Separate out the lines that hold "JSON".

Records excerpted from a collection
....................

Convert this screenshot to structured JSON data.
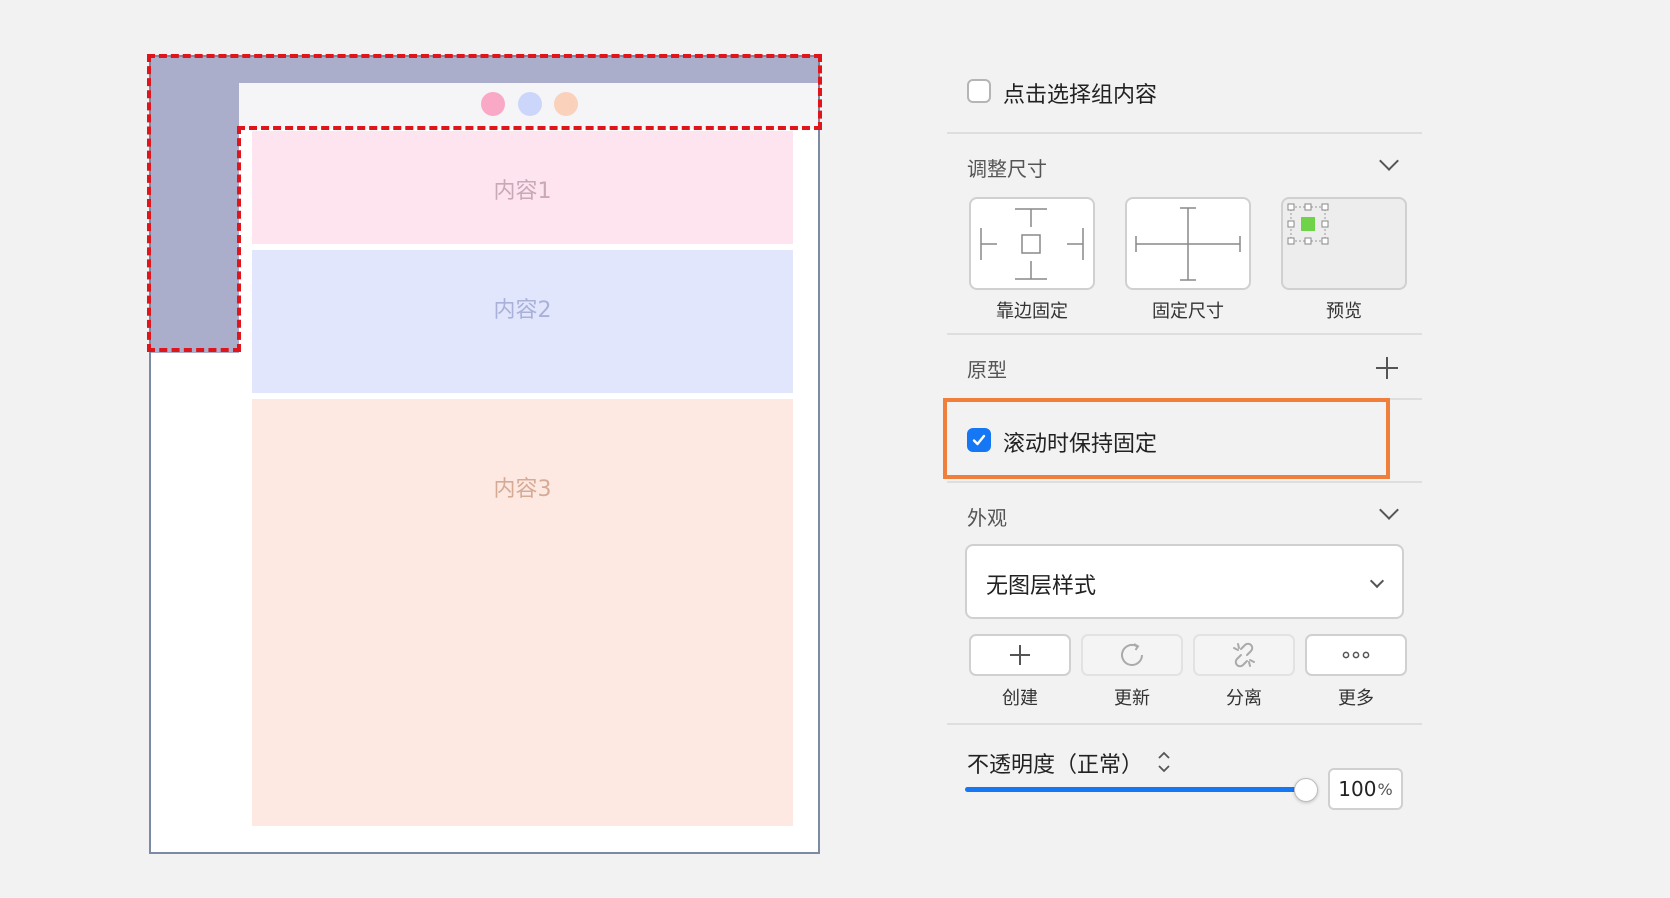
{
  "canvas": {
    "contents": [
      {
        "label": "内容1"
      },
      {
        "label": "内容2"
      },
      {
        "label": "内容3"
      }
    ],
    "window_dots": [
      "pink",
      "blue",
      "peach"
    ]
  },
  "inspector": {
    "click_select_group": {
      "label": "点击选择组内容",
      "checked": false
    },
    "resize": {
      "title": "调整尺寸",
      "options": [
        {
          "label": "靠边固定",
          "icon": "pin-edges-icon"
        },
        {
          "label": "固定尺寸",
          "icon": "fixed-size-icon"
        },
        {
          "label": "预览",
          "icon": "preview-icon"
        }
      ]
    },
    "prototype": {
      "title": "原型",
      "fix_on_scroll": {
        "label": "滚动时保持固定",
        "checked": true
      }
    },
    "appearance": {
      "title": "外观",
      "layer_style": "无图层样式",
      "actions": [
        {
          "label": "创建",
          "icon": "plus-icon",
          "enabled": true
        },
        {
          "label": "更新",
          "icon": "refresh-icon",
          "enabled": false
        },
        {
          "label": "分离",
          "icon": "detach-link-icon",
          "enabled": false
        },
        {
          "label": "更多",
          "icon": "more-dots-icon",
          "enabled": true
        }
      ]
    },
    "opacity": {
      "label": "不透明度（正常）",
      "value": "100",
      "unit": "%",
      "fraction": 1.0
    }
  },
  "colors": {
    "accent": "#1677f5",
    "highlight": "#f07f3c",
    "selection_dash": "#e0141b"
  }
}
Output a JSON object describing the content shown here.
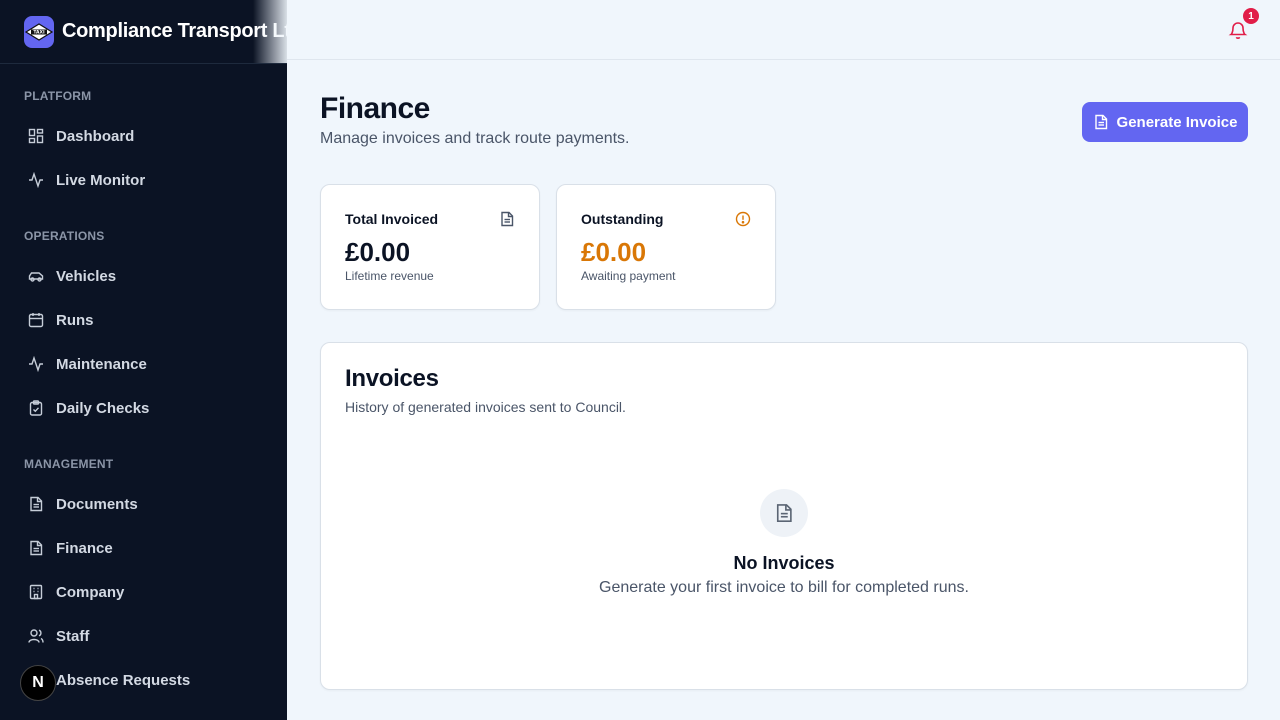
{
  "brand": {
    "name": "Compliance Transport Ltd",
    "logo_text": "TAXI"
  },
  "sidebar": {
    "sections": [
      {
        "title": "PLATFORM",
        "items": [
          {
            "label": "Dashboard",
            "icon": "grid-icon"
          },
          {
            "label": "Live Monitor",
            "icon": "activity-icon"
          }
        ]
      },
      {
        "title": "OPERATIONS",
        "items": [
          {
            "label": "Vehicles",
            "icon": "car-icon"
          },
          {
            "label": "Runs",
            "icon": "calendar-icon"
          },
          {
            "label": "Maintenance",
            "icon": "activity-icon"
          },
          {
            "label": "Daily Checks",
            "icon": "clipboard-check-icon"
          }
        ]
      },
      {
        "title": "MANAGEMENT",
        "items": [
          {
            "label": "Documents",
            "icon": "file-icon"
          },
          {
            "label": "Finance",
            "icon": "file-icon"
          },
          {
            "label": "Company",
            "icon": "building-icon"
          },
          {
            "label": "Staff",
            "icon": "users-icon"
          },
          {
            "label": "Absence Requests",
            "icon": "calendar-icon"
          }
        ]
      }
    ],
    "dev_badge": "N"
  },
  "topbar": {
    "notification_count": "1"
  },
  "page": {
    "title": "Finance",
    "subtitle": "Manage invoices and track route payments.",
    "generate_button": "Generate Invoice"
  },
  "stats": [
    {
      "label": "Total Invoiced",
      "value": "£0.00",
      "sub": "Lifetime revenue",
      "icon": "file-icon",
      "color": "#0b1324"
    },
    {
      "label": "Outstanding",
      "value": "£0.00",
      "sub": "Awaiting payment",
      "icon": "alert-circle-icon",
      "color": "#d97706"
    }
  ],
  "invoices": {
    "title": "Invoices",
    "subtitle": "History of generated invoices sent to Council.",
    "empty_title": "No Invoices",
    "empty_subtitle": "Generate your first invoice to bill for completed runs."
  },
  "colors": {
    "accent": "#6366f1",
    "sidebar_bg": "#0b1324",
    "warning": "#d97706",
    "badge": "#e11d48"
  }
}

....................

**Response:**
Convert this screenshot to structured JSON data.
Output a JSON object describing the content shown here.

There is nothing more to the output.